Task requirements: Copy out all the entries exactly.

Information provided:
# # # # # # #

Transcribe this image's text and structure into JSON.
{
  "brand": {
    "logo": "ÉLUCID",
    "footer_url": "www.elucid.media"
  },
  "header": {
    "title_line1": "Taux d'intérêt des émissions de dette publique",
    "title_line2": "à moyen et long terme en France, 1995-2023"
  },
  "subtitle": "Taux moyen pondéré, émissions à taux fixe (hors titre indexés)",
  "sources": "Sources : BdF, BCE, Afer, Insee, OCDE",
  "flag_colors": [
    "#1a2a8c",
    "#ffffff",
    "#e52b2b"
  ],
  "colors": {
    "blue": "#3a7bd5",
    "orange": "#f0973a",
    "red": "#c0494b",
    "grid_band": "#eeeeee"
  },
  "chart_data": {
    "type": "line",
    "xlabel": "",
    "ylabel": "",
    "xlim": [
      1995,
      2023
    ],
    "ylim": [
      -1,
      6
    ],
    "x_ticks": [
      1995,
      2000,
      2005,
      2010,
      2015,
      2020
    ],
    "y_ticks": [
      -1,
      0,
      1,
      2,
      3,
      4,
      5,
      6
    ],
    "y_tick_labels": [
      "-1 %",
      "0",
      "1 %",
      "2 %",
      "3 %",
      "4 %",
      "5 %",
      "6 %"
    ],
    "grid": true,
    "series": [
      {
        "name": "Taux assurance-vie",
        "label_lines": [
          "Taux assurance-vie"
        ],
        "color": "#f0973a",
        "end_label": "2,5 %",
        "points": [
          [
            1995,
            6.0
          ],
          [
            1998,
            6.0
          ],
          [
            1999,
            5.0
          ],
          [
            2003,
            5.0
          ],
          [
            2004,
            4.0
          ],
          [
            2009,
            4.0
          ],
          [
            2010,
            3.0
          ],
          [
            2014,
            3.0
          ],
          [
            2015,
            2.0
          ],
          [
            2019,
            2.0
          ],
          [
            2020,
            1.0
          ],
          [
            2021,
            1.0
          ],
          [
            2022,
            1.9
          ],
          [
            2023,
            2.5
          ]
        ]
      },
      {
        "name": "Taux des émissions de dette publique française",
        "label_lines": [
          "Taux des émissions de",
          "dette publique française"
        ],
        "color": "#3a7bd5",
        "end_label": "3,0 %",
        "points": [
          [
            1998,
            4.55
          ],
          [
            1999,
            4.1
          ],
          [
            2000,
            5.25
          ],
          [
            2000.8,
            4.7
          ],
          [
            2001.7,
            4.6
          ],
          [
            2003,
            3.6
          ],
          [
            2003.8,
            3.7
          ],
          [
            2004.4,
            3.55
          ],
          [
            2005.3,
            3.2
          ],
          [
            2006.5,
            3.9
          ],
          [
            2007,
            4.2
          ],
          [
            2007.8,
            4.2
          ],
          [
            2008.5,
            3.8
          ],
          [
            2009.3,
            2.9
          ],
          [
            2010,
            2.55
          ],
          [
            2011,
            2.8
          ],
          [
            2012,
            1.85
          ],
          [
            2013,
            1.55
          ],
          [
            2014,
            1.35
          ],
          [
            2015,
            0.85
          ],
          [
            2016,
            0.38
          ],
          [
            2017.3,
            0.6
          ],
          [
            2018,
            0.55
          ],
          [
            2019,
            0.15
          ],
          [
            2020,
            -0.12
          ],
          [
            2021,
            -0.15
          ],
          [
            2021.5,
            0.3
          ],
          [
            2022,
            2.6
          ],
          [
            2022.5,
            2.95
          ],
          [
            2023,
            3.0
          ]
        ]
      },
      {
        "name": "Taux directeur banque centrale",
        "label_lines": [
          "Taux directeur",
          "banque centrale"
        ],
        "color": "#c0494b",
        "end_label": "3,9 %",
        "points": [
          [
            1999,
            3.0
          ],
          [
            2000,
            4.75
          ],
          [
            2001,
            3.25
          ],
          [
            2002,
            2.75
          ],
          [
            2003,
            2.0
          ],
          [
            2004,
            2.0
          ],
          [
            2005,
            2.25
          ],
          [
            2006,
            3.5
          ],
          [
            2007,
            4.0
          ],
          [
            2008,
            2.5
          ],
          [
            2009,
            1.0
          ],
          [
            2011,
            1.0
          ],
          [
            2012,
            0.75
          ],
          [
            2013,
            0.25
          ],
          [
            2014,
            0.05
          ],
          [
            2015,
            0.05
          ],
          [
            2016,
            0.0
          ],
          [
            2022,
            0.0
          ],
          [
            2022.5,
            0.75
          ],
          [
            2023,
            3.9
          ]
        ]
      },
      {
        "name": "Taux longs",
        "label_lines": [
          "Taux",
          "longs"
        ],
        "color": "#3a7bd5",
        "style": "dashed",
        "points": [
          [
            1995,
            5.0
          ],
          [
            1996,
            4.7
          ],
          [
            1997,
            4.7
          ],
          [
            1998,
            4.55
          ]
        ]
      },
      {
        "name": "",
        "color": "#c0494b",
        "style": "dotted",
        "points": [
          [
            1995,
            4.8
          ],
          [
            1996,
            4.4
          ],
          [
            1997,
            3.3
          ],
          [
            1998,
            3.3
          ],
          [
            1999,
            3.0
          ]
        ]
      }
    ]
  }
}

# # # # # # #

Worked solution:
Transcribe this image's text and structure into JSON.
{
  "brand": {
    "logo": "ÉLUCID",
    "footer_url": "www.elucid.media"
  },
  "header": {
    "title_line1": "Taux d'intérêt des émissions de dette publique",
    "title_line2": "à moyen et long terme en France, 1995-2023"
  },
  "subtitle": "Taux moyen pondéré, émissions à taux fixe (hors titre indexés)",
  "sources": "Sources : BdF, BCE, Afer, Insee, OCDE",
  "flag_colors": [
    "#1a2a8c",
    "#ffffff",
    "#e52b2b"
  ],
  "colors": {
    "blue": "#3a7bd5",
    "orange": "#f0973a",
    "red": "#c0494b",
    "grid_band": "#eeeeee"
  },
  "chart_data": {
    "type": "line",
    "xlabel": "",
    "ylabel": "",
    "xlim": [
      1995,
      2023
    ],
    "ylim": [
      -1,
      6
    ],
    "x_ticks": [
      1995,
      2000,
      2005,
      2010,
      2015,
      2020
    ],
    "y_ticks": [
      -1,
      0,
      1,
      2,
      3,
      4,
      5,
      6
    ],
    "y_tick_labels": [
      "-1 %",
      "0",
      "1 %",
      "2 %",
      "3 %",
      "4 %",
      "5 %",
      "6 %"
    ],
    "grid": true,
    "series": [
      {
        "name": "Taux assurance-vie",
        "label_lines": [
          "Taux assurance-vie"
        ],
        "color": "#f0973a",
        "end_label": "2,5 %",
        "points": [
          [
            1995,
            6.0
          ],
          [
            1998,
            6.0
          ],
          [
            1999,
            5.0
          ],
          [
            2003,
            5.0
          ],
          [
            2004,
            4.0
          ],
          [
            2009,
            4.0
          ],
          [
            2010,
            3.0
          ],
          [
            2014,
            3.0
          ],
          [
            2015,
            2.0
          ],
          [
            2019,
            2.0
          ],
          [
            2020,
            1.0
          ],
          [
            2021,
            1.0
          ],
          [
            2022,
            1.9
          ],
          [
            2023,
            2.5
          ]
        ]
      },
      {
        "name": "Taux des émissions de dette publique française",
        "label_lines": [
          "Taux des émissions de",
          "dette publique française"
        ],
        "color": "#3a7bd5",
        "end_label": "3,0 %",
        "points": [
          [
            1998,
            4.55
          ],
          [
            1999,
            4.1
          ],
          [
            2000,
            5.25
          ],
          [
            2000.8,
            4.7
          ],
          [
            2001.7,
            4.6
          ],
          [
            2003,
            3.6
          ],
          [
            2003.8,
            3.7
          ],
          [
            2004.4,
            3.55
          ],
          [
            2005.3,
            3.2
          ],
          [
            2006.5,
            3.9
          ],
          [
            2007,
            4.2
          ],
          [
            2007.8,
            4.2
          ],
          [
            2008.5,
            3.8
          ],
          [
            2009.3,
            2.9
          ],
          [
            2010,
            2.55
          ],
          [
            2011,
            2.8
          ],
          [
            2012,
            1.85
          ],
          [
            2013,
            1.55
          ],
          [
            2014,
            1.35
          ],
          [
            2015,
            0.85
          ],
          [
            2016,
            0.38
          ],
          [
            2017.3,
            0.6
          ],
          [
            2018,
            0.55
          ],
          [
            2019,
            0.15
          ],
          [
            2020,
            -0.12
          ],
          [
            2021,
            -0.15
          ],
          [
            2021.5,
            0.3
          ],
          [
            2022,
            2.6
          ],
          [
            2022.5,
            2.95
          ],
          [
            2023,
            3.0
          ]
        ]
      },
      {
        "name": "Taux directeur banque centrale",
        "label_lines": [
          "Taux directeur",
          "banque centrale"
        ],
        "color": "#c0494b",
        "end_label": "3,9 %",
        "points": [
          [
            1999,
            3.0
          ],
          [
            2000,
            4.75
          ],
          [
            2001,
            3.25
          ],
          [
            2002,
            2.75
          ],
          [
            2003,
            2.0
          ],
          [
            2004,
            2.0
          ],
          [
            2005,
            2.25
          ],
          [
            2006,
            3.5
          ],
          [
            2007,
            4.0
          ],
          [
            2008,
            2.5
          ],
          [
            2009,
            1.0
          ],
          [
            2011,
            1.0
          ],
          [
            2012,
            0.75
          ],
          [
            2013,
            0.25
          ],
          [
            2014,
            0.05
          ],
          [
            2015,
            0.05
          ],
          [
            2016,
            0.0
          ],
          [
            2022,
            0.0
          ],
          [
            2022.5,
            0.75
          ],
          [
            2023,
            3.9
          ]
        ]
      },
      {
        "name": "Taux longs",
        "label_lines": [
          "Taux",
          "longs"
        ],
        "color": "#3a7bd5",
        "style": "dashed",
        "points": [
          [
            1995,
            5.0
          ],
          [
            1996,
            4.7
          ],
          [
            1997,
            4.7
          ],
          [
            1998,
            4.55
          ]
        ]
      },
      {
        "name": "",
        "color": "#c0494b",
        "style": "dotted",
        "points": [
          [
            1995,
            4.8
          ],
          [
            1996,
            4.4
          ],
          [
            1997,
            3.3
          ],
          [
            1998,
            3.3
          ],
          [
            1999,
            3.0
          ]
        ]
      }
    ]
  }
}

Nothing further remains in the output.